§ WORK TO COMPLETE
Every record below should be transcribed exactly. Omit the images.

§ LISTING
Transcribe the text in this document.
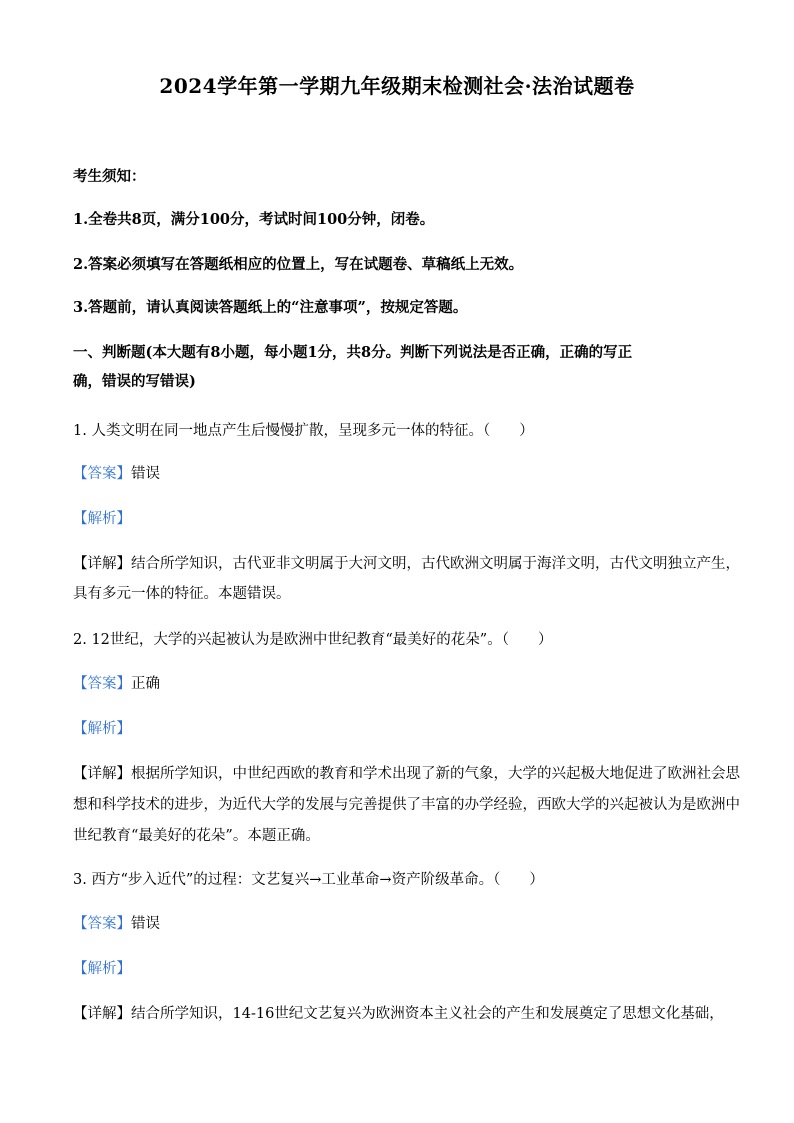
2024学年第一学期九年级期末检测社会·法治试题卷
考生须知：
1.全卷共8页，满分100分，考试时间100分钟，闭卷。
2.答案必须填写在答题纸相应的位置上，写在试题卷、草稿纸上无效。
3.答题前，请认真阅读答题纸上的“注意事项”，按规定答题。
一、判断题(本大题有8小题，每小题1分，共8分。判断下列说法是否正确，正确的写正
确，错误的写错误)
1. 人类文明在同一地点产生后慢慢扩散，呈现多元一体的特征。（　　）
【答案】错误
【解析】
【详解】结合所学知识，古代亚非文明属于大河文明，古代欧洲文明属于海洋文明，古代文明独立产生，
具有多元一体的特征。本题错误。
2. 12世纪，大学的兴起被认为是欧洲中世纪教育“最美好的花朵”。（　　）
【答案】正确
【解析】
【详解】根据所学知识，中世纪西欧的教育和学术出现了新的气象，大学的兴起极大地促进了欧洲社会思
想和科学技术的进步，为近代大学的发展与完善提供了丰富的办学经验，西欧大学的兴起被认为是欧洲中
世纪教育“最美好的花朵”。本题正确。
3. 西方“步入近代”的过程：文艺复兴→工业革命→资产阶级革命。（　　）
【答案】错误
【解析】
【详解】结合所学知识，14-16世纪文艺复兴为欧洲资本主义社会的产生和发展奠定了思想文化基础，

§ ANSWER BELOW
Transcribe the text in this document.
2024学年第一学期九年级期末检测社会·法治试题卷
考生须知：
1.全卷共8页，满分100分，考试时间100分钟，闭卷。
2.答案必须填写在答题纸相应的位置上，写在试题卷、草稿纸上无效。
3.答题前，请认真阅读答题纸上的“注意事项”，按规定答题。
一、判断题(本大题有8小题，每小题1分，共8分。判断下列说法是否正确，正确的写正
确，错误的写错误)
1. 人类文明在同一地点产生后慢慢扩散，呈现多元一体的特征。（　　）
【答案】错误
【解析】
【详解】结合所学知识，古代亚非文明属于大河文明，古代欧洲文明属于海洋文明，古代文明独立产生，
具有多元一体的特征。本题错误。
2. 12世纪，大学的兴起被认为是欧洲中世纪教育“最美好的花朵”。（　　）
【答案】正确
【解析】
【详解】根据所学知识，中世纪西欧的教育和学术出现了新的气象，大学的兴起极大地促进了欧洲社会思
想和科学技术的进步，为近代大学的发展与完善提供了丰富的办学经验，西欧大学的兴起被认为是欧洲中
世纪教育“最美好的花朵”。本题正确。
3. 西方“步入近代”的过程：文艺复兴→工业革命→资产阶级革命。（　　）
【答案】错误
【解析】
【详解】结合所学知识，14-16世纪文艺复兴为欧洲资本主义社会的产生和发展奠定了思想文化基础，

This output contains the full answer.